(begin)

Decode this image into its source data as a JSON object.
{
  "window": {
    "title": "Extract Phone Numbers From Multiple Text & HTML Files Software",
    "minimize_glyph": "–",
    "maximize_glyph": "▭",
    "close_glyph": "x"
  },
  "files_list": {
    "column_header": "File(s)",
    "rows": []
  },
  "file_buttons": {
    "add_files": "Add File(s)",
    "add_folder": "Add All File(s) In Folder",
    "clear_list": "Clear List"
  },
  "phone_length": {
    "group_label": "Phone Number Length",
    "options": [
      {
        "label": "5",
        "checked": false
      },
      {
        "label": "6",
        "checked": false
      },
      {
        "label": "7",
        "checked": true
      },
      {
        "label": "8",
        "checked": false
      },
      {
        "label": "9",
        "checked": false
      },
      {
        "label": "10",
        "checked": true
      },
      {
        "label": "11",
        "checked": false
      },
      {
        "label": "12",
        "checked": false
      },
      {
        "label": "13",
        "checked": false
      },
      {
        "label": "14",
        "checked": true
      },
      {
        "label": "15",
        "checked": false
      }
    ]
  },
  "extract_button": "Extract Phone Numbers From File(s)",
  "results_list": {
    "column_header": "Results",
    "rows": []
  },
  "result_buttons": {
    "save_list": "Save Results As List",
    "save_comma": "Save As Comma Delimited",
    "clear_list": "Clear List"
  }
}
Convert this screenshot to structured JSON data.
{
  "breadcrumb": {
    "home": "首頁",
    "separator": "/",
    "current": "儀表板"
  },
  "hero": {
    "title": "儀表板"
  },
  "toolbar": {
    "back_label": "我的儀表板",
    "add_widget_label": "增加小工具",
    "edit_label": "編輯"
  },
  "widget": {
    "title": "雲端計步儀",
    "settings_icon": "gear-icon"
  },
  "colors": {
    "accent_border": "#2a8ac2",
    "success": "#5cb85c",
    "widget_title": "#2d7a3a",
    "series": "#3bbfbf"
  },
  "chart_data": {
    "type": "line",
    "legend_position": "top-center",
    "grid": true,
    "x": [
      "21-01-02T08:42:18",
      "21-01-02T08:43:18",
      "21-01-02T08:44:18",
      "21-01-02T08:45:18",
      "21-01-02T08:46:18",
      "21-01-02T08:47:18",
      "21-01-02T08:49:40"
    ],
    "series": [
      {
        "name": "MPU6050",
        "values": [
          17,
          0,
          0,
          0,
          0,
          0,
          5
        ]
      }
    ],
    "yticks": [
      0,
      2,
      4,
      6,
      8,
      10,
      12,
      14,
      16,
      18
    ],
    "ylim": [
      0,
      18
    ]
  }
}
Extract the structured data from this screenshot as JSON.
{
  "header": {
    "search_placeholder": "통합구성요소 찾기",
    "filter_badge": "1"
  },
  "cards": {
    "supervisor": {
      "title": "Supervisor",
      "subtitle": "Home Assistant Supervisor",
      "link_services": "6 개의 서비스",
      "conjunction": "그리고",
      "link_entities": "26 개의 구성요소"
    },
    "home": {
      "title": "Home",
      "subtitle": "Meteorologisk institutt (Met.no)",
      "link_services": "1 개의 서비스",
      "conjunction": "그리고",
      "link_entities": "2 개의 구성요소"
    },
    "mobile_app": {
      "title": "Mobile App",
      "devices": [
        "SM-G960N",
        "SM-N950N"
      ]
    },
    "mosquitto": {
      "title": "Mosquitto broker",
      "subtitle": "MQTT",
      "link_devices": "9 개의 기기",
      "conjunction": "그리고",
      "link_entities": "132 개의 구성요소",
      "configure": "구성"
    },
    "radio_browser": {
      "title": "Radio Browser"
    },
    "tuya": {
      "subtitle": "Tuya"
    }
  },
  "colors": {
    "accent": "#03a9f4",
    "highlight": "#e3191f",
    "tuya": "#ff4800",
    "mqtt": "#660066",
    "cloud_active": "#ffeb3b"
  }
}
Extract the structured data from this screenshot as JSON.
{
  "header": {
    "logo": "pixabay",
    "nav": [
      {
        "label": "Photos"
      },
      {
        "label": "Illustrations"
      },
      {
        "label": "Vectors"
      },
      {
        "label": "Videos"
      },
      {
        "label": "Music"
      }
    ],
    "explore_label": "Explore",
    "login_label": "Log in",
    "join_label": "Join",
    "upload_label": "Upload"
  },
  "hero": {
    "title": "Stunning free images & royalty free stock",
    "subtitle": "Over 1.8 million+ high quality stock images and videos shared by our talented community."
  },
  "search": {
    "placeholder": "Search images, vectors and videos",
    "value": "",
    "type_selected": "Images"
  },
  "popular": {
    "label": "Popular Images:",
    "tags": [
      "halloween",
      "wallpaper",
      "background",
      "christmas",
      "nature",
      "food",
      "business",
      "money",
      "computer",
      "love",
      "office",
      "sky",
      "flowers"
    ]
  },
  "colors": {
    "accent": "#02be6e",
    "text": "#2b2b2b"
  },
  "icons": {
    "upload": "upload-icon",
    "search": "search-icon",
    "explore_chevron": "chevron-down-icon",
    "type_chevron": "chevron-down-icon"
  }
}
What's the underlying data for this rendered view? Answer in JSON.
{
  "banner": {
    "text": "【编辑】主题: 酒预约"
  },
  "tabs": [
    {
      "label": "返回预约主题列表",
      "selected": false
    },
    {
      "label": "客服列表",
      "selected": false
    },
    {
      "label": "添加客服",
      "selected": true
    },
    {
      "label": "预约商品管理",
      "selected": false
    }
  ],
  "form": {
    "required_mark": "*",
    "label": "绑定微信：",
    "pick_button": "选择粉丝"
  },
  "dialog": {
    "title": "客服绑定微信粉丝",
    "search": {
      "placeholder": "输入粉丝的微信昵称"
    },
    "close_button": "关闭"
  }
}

(end)

■ Written instruction ■
Copy out each line above, character for character.

■ Exercise answer ■
Decode this image into its source data as a JSON object.
{
  "window": {
    "title": "Extract Phone Numbers From Multiple Text & HTML Files Software",
    "minimize_glyph": "–",
    "maximize_glyph": "▭",
    "close_glyph": "x"
  },
  "files_list": {
    "column_header": "File(s)",
    "rows": []
  },
  "file_buttons": {
    "add_files": "Add File(s)",
    "add_folder": "Add All File(s) In Folder",
    "clear_list": "Clear List"
  },
  "phone_length": {
    "group_label": "Phone Number Length",
    "options": [
      {
        "label": "5",
        "checked": false
      },
      {
        "label": "6",
        "checked": false
      },
      {
        "label": "7",
        "checked": true
      },
      {
        "label": "8",
        "checked": false
      },
      {
        "label": "9",
        "checked": false
      },
      {
        "label": "10",
        "checked": true
      },
      {
        "label": "11",
        "checked": false
      },
      {
        "label": "12",
        "checked": false
      },
      {
        "label": "13",
        "checked": false
      },
      {
        "label": "14",
        "checked": true
      },
      {
        "label": "15",
        "checked": false
      }
    ]
  },
  "extract_button": "Extract Phone Numbers From File(s)",
  "results_list": {
    "column_header": "Results",
    "rows": []
  },
  "result_buttons": {
    "save_list": "Save Results As List",
    "save_comma": "Save As Comma Delimited",
    "clear_list": "Clear List"
  }
}
Convert this screenshot to structured JSON data.
{
  "breadcrumb": {
    "home": "首頁",
    "separator": "/",
    "current": "儀表板"
  },
  "hero": {
    "title": "儀表板"
  },
  "toolbar": {
    "back_label": "我的儀表板",
    "add_widget_label": "增加小工具",
    "edit_label": "編輯"
  },
  "widget": {
    "title": "雲端計步儀",
    "settings_icon": "gear-icon"
  },
  "colors": {
    "accent_border": "#2a8ac2",
    "success": "#5cb85c",
    "widget_title": "#2d7a3a",
    "series": "#3bbfbf"
  },
  "chart_data": {
    "type": "line",
    "legend_position": "top-center",
    "grid": true,
    "x": [
      "21-01-02T08:42:18",
      "21-01-02T08:43:18",
      "21-01-02T08:44:18",
      "21-01-02T08:45:18",
      "21-01-02T08:46:18",
      "21-01-02T08:47:18",
      "21-01-02T08:49:40"
    ],
    "series": [
      {
        "name": "MPU6050",
        "values": [
          17,
          0,
          0,
          0,
          0,
          0,
          5
        ]
      }
    ],
    "yticks": [
      0,
      2,
      4,
      6,
      8,
      10,
      12,
      14,
      16,
      18
    ],
    "ylim": [
      0,
      18
    ]
  }
}
Extract the structured data from this screenshot as JSON.
{
  "header": {
    "search_placeholder": "통합구성요소 찾기",
    "filter_badge": "1"
  },
  "cards": {
    "supervisor": {
      "title": "Supervisor",
      "subtitle": "Home Assistant Supervisor",
      "link_services": "6 개의 서비스",
      "conjunction": "그리고",
      "link_entities": "26 개의 구성요소"
    },
    "home": {
      "title": "Home",
      "subtitle": "Meteorologisk institutt (Met.no)",
      "link_services": "1 개의 서비스",
      "conjunction": "그리고",
      "link_entities": "2 개의 구성요소"
    },
    "mobile_app": {
      "title": "Mobile App",
      "devices": [
        "SM-G960N",
        "SM-N950N"
      ]
    },
    "mosquitto": {
      "title": "Mosquitto broker",
      "subtitle": "MQTT",
      "link_devices": "9 개의 기기",
      "conjunction": "그리고",
      "link_entities": "132 개의 구성요소",
      "configure": "구성"
    },
    "radio_browser": {
      "title": "Radio Browser"
    },
    "tuya": {
      "subtitle": "Tuya"
    }
  },
  "colors": {
    "accent": "#03a9f4",
    "highlight": "#e3191f",
    "tuya": "#ff4800",
    "mqtt": "#660066",
    "cloud_active": "#ffeb3b"
  }
}
Extract the structured data from this screenshot as JSON.
{
  "header": {
    "logo": "pixabay",
    "nav": [
      {
        "label": "Photos"
      },
      {
        "label": "Illustrations"
      },
      {
        "label": "Vectors"
      },
      {
        "label": "Videos"
      },
      {
        "label": "Music"
      }
    ],
    "explore_label": "Explore",
    "login_label": "Log in",
    "join_label": "Join",
    "upload_label": "Upload"
  },
  "hero": {
    "title": "Stunning free images & royalty free stock",
    "subtitle": "Over 1.8 million+ high quality stock images and videos shared by our talented community."
  },
  "search": {
    "placeholder": "Search images, vectors and videos",
    "value": "",
    "type_selected": "Images"
  },
  "popular": {
    "label": "Popular Images:",
    "tags": [
      "halloween",
      "wallpaper",
      "background",
      "christmas",
      "nature",
      "food",
      "business",
      "money",
      "computer",
      "love",
      "office",
      "sky",
      "flowers"
    ]
  },
  "colors": {
    "accent": "#02be6e",
    "text": "#2b2b2b"
  },
  "icons": {
    "upload": "upload-icon",
    "search": "search-icon",
    "explore_chevron": "chevron-down-icon",
    "type_chevron": "chevron-down-icon"
  }
}
What's the underlying data for this rendered view? Answer in JSON.
{
  "banner": {
    "text": "【编辑】主题: 酒预约"
  },
  "tabs": [
    {
      "label": "返回预约主题列表",
      "selected": false
    },
    {
      "label": "客服列表",
      "selected": false
    },
    {
      "label": "添加客服",
      "selected": true
    },
    {
      "label": "预约商品管理",
      "selected": false
    }
  ],
  "form": {
    "required_mark": "*",
    "label": "绑定微信：",
    "pick_button": "选择粉丝"
  },
  "dialog": {
    "title": "客服绑定微信粉丝",
    "search": {
      "placeholder": "输入粉丝的微信昵称"
    },
    "close_button": "关闭"
  }
}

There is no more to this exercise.